▶ _TASK DIRECTIONS_
Write out the records below word for word, please.

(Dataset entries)
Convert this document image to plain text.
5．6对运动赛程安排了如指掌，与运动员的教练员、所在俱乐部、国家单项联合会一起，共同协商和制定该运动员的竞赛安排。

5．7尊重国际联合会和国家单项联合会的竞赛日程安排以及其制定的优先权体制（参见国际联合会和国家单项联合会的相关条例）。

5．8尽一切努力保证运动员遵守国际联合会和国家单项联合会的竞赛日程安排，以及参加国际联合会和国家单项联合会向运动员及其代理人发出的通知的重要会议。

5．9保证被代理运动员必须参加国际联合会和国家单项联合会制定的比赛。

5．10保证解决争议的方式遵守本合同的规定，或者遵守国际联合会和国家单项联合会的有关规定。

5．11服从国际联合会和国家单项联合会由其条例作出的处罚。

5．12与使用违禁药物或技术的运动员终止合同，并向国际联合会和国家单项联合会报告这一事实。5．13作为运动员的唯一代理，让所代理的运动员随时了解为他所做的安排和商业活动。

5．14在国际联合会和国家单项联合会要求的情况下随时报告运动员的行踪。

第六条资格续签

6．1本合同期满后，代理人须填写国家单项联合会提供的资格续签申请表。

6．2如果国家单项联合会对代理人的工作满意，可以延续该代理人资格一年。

▶ _SOLUTION TO THE EXERCISE_
Convert this document image to plain text.
5．6对运动赛程安排了如指掌，与运动员的教练员、所在俱乐部、国家单项联合会一起，共同协商和制定该运动员的竞赛安排。

5．7尊重国际联合会和国家单项联合会的竞赛日程安排以及其制定的优先权体制（参见国际联合会和国家单项联合会的相关条例）。

5．8尽一切努力保证运动员遵守国际联合会和国家单项联合会的竞赛日程安排，以及参加国际联合会和国家单项联合会向运动员及其代理人发出的通知的重要会议。

5．9保证被代理运动员必须参加国际联合会和国家单项联合会制定的比赛。

5．10保证解决争议的方式遵守本合同的规定，或者遵守国际联合会和国家单项联合会的有关规定。

5．11服从国际联合会和国家单项联合会由其条例作出的处罚。

5．12与使用违禁药物或技术的运动员终止合同，并向国际联合会和国家单项联合会报告这一事实。5．13作为运动员的唯一代理，让所代理的运动员随时了解为他所做的安排和商业活动。

5．14在国际联合会和国家单项联合会要求的情况下随时报告运动员的行踪。

第六条资格续签

6．1本合同期满后，代理人须填写国家单项联合会提供的资格续签申请表。

6．2如果国家单项联合会对代理人的工作满意，可以延续该代理人资格一年。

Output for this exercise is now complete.